** begin Stored rows **

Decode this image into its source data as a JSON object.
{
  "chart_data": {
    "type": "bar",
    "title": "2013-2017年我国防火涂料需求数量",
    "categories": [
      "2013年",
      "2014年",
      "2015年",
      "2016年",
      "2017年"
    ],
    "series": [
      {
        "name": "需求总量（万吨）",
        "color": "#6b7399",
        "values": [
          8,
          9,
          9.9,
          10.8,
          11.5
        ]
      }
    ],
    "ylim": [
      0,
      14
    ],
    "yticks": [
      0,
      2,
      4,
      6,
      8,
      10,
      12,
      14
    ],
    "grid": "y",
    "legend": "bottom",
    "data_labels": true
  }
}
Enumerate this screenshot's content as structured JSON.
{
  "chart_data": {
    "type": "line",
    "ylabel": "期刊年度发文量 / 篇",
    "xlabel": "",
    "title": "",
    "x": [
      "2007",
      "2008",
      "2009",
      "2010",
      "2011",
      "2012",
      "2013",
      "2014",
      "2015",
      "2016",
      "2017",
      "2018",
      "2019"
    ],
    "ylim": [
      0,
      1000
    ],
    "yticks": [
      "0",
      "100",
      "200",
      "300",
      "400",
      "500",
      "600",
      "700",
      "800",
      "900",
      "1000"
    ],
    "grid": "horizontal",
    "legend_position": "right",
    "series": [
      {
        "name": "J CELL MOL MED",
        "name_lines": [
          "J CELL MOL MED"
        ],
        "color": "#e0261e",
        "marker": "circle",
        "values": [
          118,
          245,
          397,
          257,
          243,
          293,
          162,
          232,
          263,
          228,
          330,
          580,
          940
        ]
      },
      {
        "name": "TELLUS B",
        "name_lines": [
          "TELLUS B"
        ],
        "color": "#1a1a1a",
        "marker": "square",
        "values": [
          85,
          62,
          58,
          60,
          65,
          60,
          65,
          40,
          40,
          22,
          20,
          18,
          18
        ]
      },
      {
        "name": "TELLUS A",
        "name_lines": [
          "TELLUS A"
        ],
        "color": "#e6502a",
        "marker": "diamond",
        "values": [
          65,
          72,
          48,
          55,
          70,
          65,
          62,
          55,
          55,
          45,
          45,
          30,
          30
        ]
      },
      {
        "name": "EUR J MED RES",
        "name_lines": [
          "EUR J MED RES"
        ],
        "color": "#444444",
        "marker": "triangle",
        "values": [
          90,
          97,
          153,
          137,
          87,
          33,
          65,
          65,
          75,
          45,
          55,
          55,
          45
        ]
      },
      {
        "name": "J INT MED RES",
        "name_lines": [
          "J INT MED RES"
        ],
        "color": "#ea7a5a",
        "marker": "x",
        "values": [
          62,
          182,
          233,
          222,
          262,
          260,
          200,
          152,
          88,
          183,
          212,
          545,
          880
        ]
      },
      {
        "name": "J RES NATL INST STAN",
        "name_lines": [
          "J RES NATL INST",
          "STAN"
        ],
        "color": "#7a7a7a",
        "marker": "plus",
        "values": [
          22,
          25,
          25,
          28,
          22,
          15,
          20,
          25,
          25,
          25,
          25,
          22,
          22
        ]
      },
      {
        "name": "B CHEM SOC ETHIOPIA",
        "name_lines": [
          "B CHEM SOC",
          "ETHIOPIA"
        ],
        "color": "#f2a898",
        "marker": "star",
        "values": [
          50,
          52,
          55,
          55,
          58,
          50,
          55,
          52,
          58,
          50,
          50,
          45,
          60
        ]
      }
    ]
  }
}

** end Stored rows **

▶ Task details: What do the records say? Quote them all exactly.

▶ Result:
Decode this image into its source data as a JSON object.
{
  "chart_data": {
    "type": "bar",
    "title": "2013-2017年我国防火涂料需求数量",
    "categories": [
      "2013年",
      "2014年",
      "2015年",
      "2016年",
      "2017年"
    ],
    "series": [
      {
        "name": "需求总量（万吨）",
        "color": "#6b7399",
        "values": [
          8,
          9,
          9.9,
          10.8,
          11.5
        ]
      }
    ],
    "ylim": [
      0,
      14
    ],
    "yticks": [
      0,
      2,
      4,
      6,
      8,
      10,
      12,
      14
    ],
    "grid": "y",
    "legend": "bottom",
    "data_labels": true
  }
}
Enumerate this screenshot's content as structured JSON.
{
  "chart_data": {
    "type": "line",
    "ylabel": "期刊年度发文量 / 篇",
    "xlabel": "",
    "title": "",
    "x": [
      "2007",
      "2008",
      "2009",
      "2010",
      "2011",
      "2012",
      "2013",
      "2014",
      "2015",
      "2016",
      "2017",
      "2018",
      "2019"
    ],
    "ylim": [
      0,
      1000
    ],
    "yticks": [
      "0",
      "100",
      "200",
      "300",
      "400",
      "500",
      "600",
      "700",
      "800",
      "900",
      "1000"
    ],
    "grid": "horizontal",
    "legend_position": "right",
    "series": [
      {
        "name": "J CELL MOL MED",
        "name_lines": [
          "J CELL MOL MED"
        ],
        "color": "#e0261e",
        "marker": "circle",
        "values": [
          118,
          245,
          397,
          257,
          243,
          293,
          162,
          232,
          263,
          228,
          330,
          580,
          940
        ]
      },
      {
        "name": "TELLUS B",
        "name_lines": [
          "TELLUS B"
        ],
        "color": "#1a1a1a",
        "marker": "square",
        "values": [
          85,
          62,
          58,
          60,
          65,
          60,
          65,
          40,
          40,
          22,
          20,
          18,
          18
        ]
      },
      {
        "name": "TELLUS A",
        "name_lines": [
          "TELLUS A"
        ],
        "color": "#e6502a",
        "marker": "diamond",
        "values": [
          65,
          72,
          48,
          55,
          70,
          65,
          62,
          55,
          55,
          45,
          45,
          30,
          30
        ]
      },
      {
        "name": "EUR J MED RES",
        "name_lines": [
          "EUR J MED RES"
        ],
        "color": "#444444",
        "marker": "triangle",
        "values": [
          90,
          97,
          153,
          137,
          87,
          33,
          65,
          65,
          75,
          45,
          55,
          55,
          45
        ]
      },
      {
        "name": "J INT MED RES",
        "name_lines": [
          "J INT MED RES"
        ],
        "color": "#ea7a5a",
        "marker": "x",
        "values": [
          62,
          182,
          233,
          222,
          262,
          260,
          200,
          152,
          88,
          183,
          212,
          545,
          880
        ]
      },
      {
        "name": "J RES NATL INST STAN",
        "name_lines": [
          "J RES NATL INST",
          "STAN"
        ],
        "color": "#7a7a7a",
        "marker": "plus",
        "values": [
          22,
          25,
          25,
          28,
          22,
          15,
          20,
          25,
          25,
          25,
          25,
          22,
          22
        ]
      },
      {
        "name": "B CHEM SOC ETHIOPIA",
        "name_lines": [
          "B CHEM SOC",
          "ETHIOPIA"
        ],
        "color": "#f2a898",
        "marker": "star",
        "values": [
          50,
          52,
          55,
          55,
          58,
          50,
          55,
          52,
          58,
          50,
          50,
          45,
          60
        ]
      }
    ]
  }
}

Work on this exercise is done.